--- Start Given information ---

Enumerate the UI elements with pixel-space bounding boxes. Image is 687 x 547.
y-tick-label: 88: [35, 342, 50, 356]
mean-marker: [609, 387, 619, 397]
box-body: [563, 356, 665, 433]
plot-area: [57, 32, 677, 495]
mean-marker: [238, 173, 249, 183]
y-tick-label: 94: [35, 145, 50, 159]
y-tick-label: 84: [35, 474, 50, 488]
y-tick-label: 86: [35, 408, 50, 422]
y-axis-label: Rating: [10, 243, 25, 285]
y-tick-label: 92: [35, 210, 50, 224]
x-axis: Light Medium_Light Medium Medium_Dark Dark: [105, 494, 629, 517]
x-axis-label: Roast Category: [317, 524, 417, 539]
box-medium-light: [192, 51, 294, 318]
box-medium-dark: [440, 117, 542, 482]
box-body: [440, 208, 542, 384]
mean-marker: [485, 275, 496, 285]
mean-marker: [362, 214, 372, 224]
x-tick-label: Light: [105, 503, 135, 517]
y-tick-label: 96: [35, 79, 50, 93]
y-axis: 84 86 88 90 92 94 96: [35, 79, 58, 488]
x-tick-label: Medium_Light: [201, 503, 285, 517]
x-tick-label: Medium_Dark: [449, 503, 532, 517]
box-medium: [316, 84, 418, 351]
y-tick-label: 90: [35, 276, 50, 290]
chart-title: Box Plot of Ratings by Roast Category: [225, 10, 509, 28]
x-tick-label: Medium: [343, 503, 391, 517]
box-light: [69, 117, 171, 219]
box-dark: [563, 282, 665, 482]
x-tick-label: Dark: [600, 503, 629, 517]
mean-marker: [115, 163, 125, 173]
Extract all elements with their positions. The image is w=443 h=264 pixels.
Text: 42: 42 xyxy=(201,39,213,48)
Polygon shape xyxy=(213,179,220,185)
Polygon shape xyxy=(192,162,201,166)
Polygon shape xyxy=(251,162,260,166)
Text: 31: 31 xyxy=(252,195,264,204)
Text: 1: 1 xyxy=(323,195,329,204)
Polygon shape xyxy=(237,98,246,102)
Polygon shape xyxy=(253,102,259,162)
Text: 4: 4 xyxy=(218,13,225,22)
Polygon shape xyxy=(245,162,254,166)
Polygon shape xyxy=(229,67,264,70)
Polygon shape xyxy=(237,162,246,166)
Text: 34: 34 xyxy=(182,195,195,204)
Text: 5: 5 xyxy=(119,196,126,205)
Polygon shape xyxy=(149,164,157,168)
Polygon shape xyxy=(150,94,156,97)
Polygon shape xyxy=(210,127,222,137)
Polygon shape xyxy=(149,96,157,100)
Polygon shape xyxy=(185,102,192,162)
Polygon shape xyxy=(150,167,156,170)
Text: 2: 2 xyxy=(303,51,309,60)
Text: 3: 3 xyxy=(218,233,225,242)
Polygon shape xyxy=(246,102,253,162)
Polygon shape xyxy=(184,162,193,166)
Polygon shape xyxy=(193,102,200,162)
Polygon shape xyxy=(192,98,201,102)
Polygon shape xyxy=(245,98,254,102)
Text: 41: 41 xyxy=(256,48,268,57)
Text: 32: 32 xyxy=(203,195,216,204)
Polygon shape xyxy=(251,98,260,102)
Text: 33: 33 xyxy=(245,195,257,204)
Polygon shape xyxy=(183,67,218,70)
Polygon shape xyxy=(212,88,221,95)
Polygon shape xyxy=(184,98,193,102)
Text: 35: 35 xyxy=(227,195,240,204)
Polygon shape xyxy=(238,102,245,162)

--- End Given information ---

Please extract every line of the records above, reproducing each one character for character.

## Problem solution
Enumerate the UI elements with pixel-space bounding boxes. Image is 687 x 547.
y-tick-label: 88: [35, 342, 50, 356]
mean-marker: [609, 387, 619, 397]
box-body: [563, 356, 665, 433]
plot-area: [57, 32, 677, 495]
mean-marker: [238, 173, 249, 183]
y-tick-label: 94: [35, 145, 50, 159]
y-tick-label: 84: [35, 474, 50, 488]
y-tick-label: 86: [35, 408, 50, 422]
y-axis-label: Rating: [10, 243, 25, 285]
y-tick-label: 92: [35, 210, 50, 224]
x-axis: Light Medium_Light Medium Medium_Dark Dark: [105, 494, 629, 517]
x-axis-label: Roast Category: [317, 524, 417, 539]
box-medium-light: [192, 51, 294, 318]
box-medium-dark: [440, 117, 542, 482]
box-body: [440, 208, 542, 384]
mean-marker: [485, 275, 496, 285]
mean-marker: [362, 214, 372, 224]
x-tick-label: Light: [105, 503, 135, 517]
y-tick-label: 96: [35, 79, 50, 93]
y-axis: 84 86 88 90 92 94 96: [35, 79, 58, 488]
x-tick-label: Medium_Light: [201, 503, 285, 517]
x-tick-label: Medium_Dark: [449, 503, 532, 517]
box-medium: [316, 84, 418, 351]
y-tick-label: 90: [35, 276, 50, 290]
chart-title: Box Plot of Ratings by Roast Category: [225, 10, 509, 28]
x-tick-label: Medium: [343, 503, 391, 517]
box-light: [69, 117, 171, 219]
box-dark: [563, 282, 665, 482]
x-tick-label: Dark: [600, 503, 629, 517]
mean-marker: [115, 163, 125, 173]
Extract all elements with their positions. The image is w=443 h=264 pixels.
Text: 42: 42 xyxy=(201,39,213,48)
Polygon shape xyxy=(213,179,220,185)
Polygon shape xyxy=(192,162,201,166)
Polygon shape xyxy=(251,162,260,166)
Text: 31: 31 xyxy=(252,195,264,204)
Text: 1: 1 xyxy=(323,195,329,204)
Polygon shape xyxy=(237,98,246,102)
Polygon shape xyxy=(253,102,259,162)
Text: 4: 4 xyxy=(218,13,225,22)
Polygon shape xyxy=(245,162,254,166)
Polygon shape xyxy=(229,67,264,70)
Polygon shape xyxy=(237,162,246,166)
Text: 34: 34 xyxy=(182,195,195,204)
Text: 5: 5 xyxy=(119,196,126,205)
Polygon shape xyxy=(149,164,157,168)
Polygon shape xyxy=(150,94,156,97)
Polygon shape xyxy=(210,127,222,137)
Polygon shape xyxy=(149,96,157,100)
Polygon shape xyxy=(185,102,192,162)
Polygon shape xyxy=(150,167,156,170)
Text: 2: 2 xyxy=(303,51,309,60)
Text: 3: 3 xyxy=(218,233,225,242)
Polygon shape xyxy=(246,102,253,162)
Polygon shape xyxy=(184,162,193,166)
Polygon shape xyxy=(193,102,200,162)
Polygon shape xyxy=(192,98,201,102)
Polygon shape xyxy=(245,98,254,102)
Text: 41: 41 xyxy=(256,48,268,57)
Text: 32: 32 xyxy=(203,195,216,204)
Polygon shape xyxy=(251,98,260,102)
Text: 33: 33 xyxy=(245,195,257,204)
Polygon shape xyxy=(183,67,218,70)
Polygon shape xyxy=(212,88,221,95)
Polygon shape xyxy=(184,98,193,102)
Text: 35: 35 xyxy=(227,195,240,204)
Polygon shape xyxy=(238,102,245,162)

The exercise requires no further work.